-- BEGIN Records to process --
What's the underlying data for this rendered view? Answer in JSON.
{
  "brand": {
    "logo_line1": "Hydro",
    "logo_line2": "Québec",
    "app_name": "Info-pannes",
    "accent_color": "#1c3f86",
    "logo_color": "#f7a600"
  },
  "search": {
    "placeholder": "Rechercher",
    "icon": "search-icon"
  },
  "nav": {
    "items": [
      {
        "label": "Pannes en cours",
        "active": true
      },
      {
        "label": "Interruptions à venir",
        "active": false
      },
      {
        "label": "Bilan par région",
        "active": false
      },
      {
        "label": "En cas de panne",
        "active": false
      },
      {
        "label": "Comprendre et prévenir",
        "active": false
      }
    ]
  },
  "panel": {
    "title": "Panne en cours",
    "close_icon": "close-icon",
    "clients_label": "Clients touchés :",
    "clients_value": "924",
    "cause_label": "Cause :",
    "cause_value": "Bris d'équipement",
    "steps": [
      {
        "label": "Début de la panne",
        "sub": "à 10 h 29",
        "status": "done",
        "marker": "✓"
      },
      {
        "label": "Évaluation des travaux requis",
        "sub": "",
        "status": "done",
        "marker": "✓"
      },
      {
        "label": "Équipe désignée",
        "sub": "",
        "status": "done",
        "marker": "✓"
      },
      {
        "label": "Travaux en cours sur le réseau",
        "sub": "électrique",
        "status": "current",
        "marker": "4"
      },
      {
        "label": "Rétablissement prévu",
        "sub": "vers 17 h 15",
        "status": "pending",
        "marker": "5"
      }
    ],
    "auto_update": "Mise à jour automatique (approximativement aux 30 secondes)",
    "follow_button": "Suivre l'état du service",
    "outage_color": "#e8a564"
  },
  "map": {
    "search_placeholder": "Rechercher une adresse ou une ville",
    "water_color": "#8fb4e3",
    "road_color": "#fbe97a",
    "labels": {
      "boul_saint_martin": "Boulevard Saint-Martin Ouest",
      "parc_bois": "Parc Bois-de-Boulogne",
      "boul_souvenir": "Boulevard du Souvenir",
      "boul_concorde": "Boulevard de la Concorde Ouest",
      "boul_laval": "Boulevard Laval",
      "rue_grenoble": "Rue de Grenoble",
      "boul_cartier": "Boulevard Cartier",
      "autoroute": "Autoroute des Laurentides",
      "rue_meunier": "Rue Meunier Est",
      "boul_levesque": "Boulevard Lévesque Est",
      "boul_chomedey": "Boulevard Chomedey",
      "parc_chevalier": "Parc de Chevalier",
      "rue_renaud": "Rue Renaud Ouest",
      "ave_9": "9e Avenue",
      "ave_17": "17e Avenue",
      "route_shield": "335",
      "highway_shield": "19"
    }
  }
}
-- END Records to process --
-- Task goal --
Report each line of the material above where the word "Rechercher" appears.

-- Solution below --
    "placeholder": "Rechercher",
    "search_placeholder": "Rechercher une adresse ou une ville",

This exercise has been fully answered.